Directive >>
Copy out each line of the material below that holds the string "défaillance".

Data provided >>
..............................

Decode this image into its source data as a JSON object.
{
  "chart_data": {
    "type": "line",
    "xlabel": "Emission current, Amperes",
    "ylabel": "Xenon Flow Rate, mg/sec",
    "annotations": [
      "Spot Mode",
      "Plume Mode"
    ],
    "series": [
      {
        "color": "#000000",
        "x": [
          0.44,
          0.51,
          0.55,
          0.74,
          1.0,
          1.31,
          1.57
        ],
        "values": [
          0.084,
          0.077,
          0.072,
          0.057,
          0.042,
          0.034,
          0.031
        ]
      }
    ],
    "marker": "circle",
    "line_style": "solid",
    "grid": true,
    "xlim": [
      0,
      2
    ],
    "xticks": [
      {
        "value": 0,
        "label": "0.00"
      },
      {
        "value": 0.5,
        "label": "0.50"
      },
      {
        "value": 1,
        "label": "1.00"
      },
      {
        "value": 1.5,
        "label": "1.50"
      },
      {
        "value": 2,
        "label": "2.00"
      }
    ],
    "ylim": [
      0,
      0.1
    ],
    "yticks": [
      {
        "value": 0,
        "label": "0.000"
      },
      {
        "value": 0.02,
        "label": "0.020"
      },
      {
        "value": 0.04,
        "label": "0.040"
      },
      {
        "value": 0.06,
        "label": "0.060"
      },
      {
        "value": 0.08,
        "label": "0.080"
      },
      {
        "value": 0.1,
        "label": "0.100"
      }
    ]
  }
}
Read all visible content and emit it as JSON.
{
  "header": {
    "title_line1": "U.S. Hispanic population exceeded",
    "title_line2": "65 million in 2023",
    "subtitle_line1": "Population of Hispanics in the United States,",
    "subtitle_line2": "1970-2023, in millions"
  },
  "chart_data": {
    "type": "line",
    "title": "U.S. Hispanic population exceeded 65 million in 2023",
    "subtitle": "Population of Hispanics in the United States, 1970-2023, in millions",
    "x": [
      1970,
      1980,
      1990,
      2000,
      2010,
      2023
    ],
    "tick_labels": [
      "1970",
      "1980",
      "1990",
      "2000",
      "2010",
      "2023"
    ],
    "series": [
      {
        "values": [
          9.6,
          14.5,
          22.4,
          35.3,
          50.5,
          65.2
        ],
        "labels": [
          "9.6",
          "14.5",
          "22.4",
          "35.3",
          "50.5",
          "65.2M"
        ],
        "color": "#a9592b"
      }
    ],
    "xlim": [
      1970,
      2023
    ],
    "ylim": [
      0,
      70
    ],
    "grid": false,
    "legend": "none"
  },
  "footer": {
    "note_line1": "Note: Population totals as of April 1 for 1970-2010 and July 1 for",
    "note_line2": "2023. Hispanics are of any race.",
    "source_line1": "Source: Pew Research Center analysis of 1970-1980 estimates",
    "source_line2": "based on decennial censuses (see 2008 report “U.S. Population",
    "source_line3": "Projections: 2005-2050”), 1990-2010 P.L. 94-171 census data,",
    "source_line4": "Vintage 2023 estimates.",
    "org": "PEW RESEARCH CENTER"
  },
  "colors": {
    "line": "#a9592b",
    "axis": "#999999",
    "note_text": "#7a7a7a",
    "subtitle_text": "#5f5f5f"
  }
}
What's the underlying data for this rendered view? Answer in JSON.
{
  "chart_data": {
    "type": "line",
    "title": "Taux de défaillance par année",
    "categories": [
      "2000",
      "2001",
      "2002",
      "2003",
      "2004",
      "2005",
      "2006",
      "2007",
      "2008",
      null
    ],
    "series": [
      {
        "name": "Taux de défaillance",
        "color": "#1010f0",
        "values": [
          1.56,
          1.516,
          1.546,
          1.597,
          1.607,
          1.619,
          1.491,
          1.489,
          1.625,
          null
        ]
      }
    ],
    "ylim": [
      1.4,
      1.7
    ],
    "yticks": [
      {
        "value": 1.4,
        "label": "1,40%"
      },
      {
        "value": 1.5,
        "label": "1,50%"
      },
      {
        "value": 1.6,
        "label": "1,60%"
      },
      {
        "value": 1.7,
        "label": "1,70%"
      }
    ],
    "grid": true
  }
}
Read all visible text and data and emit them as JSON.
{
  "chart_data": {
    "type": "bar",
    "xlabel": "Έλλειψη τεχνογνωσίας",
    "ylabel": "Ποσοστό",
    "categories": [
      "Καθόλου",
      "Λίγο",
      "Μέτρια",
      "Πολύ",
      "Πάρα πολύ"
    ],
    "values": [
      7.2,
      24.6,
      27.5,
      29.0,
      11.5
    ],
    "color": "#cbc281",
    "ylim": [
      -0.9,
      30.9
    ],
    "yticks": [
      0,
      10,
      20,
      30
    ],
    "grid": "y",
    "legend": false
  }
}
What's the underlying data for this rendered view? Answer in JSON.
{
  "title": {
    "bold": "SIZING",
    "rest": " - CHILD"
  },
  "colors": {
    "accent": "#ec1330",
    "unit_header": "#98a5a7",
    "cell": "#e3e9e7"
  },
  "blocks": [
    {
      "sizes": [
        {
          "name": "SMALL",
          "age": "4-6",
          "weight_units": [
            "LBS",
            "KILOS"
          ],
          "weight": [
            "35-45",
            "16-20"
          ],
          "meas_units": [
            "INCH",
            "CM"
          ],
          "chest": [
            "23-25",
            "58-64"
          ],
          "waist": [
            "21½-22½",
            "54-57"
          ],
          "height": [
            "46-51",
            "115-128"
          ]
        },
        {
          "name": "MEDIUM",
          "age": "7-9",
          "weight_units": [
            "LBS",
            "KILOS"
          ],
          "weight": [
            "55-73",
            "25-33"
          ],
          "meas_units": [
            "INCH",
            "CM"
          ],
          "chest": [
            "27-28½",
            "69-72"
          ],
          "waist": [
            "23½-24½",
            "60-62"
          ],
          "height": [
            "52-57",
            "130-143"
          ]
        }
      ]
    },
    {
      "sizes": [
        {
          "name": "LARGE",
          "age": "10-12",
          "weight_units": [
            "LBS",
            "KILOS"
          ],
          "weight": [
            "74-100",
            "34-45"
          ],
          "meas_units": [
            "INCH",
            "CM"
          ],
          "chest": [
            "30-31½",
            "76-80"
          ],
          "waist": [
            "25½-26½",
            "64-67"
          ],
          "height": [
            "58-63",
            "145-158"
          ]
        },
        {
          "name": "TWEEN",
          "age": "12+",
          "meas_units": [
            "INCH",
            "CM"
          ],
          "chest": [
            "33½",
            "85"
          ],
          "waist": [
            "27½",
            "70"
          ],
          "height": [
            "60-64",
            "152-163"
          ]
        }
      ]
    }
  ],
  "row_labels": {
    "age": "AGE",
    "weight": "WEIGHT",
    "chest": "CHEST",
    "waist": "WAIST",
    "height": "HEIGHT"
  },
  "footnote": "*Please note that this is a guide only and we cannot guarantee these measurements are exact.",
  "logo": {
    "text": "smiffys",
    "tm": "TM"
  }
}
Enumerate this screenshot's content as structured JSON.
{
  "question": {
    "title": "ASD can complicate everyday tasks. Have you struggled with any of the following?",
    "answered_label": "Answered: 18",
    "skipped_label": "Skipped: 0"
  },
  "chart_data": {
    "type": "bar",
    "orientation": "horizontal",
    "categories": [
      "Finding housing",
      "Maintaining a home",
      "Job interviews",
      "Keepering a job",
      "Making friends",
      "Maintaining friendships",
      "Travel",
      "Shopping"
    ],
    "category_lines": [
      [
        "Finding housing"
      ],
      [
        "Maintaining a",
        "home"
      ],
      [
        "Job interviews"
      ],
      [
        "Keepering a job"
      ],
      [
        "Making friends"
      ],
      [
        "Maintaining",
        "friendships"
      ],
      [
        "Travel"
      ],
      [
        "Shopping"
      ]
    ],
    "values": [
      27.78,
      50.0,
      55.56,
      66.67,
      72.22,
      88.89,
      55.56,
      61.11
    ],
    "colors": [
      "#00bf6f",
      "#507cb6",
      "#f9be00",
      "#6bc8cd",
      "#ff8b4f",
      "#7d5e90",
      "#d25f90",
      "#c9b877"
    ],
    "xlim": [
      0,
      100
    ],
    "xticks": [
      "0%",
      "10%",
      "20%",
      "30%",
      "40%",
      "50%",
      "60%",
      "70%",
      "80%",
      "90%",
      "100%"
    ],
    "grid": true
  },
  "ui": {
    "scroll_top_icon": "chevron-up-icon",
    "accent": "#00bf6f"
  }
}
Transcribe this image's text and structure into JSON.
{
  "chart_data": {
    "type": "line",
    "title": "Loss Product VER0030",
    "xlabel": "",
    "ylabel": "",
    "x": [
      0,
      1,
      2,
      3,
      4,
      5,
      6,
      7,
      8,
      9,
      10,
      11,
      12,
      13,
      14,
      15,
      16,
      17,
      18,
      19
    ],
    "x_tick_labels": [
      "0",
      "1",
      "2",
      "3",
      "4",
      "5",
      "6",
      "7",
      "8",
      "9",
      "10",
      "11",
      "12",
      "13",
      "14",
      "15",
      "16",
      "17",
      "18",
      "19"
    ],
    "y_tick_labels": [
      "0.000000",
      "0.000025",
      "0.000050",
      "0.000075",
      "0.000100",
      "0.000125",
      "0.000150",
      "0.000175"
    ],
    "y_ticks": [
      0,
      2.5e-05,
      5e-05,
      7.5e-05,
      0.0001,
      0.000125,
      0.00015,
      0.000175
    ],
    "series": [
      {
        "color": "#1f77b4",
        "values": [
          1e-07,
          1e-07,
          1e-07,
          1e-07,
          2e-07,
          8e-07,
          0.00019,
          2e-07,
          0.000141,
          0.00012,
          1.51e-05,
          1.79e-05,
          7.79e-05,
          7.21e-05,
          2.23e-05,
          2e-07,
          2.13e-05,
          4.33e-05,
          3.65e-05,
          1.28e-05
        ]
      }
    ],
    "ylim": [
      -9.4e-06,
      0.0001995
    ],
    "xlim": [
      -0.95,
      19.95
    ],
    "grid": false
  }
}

..............................

The result >>
    "title": "Taux de défaillance par année",
        "name": "Taux de défaillance",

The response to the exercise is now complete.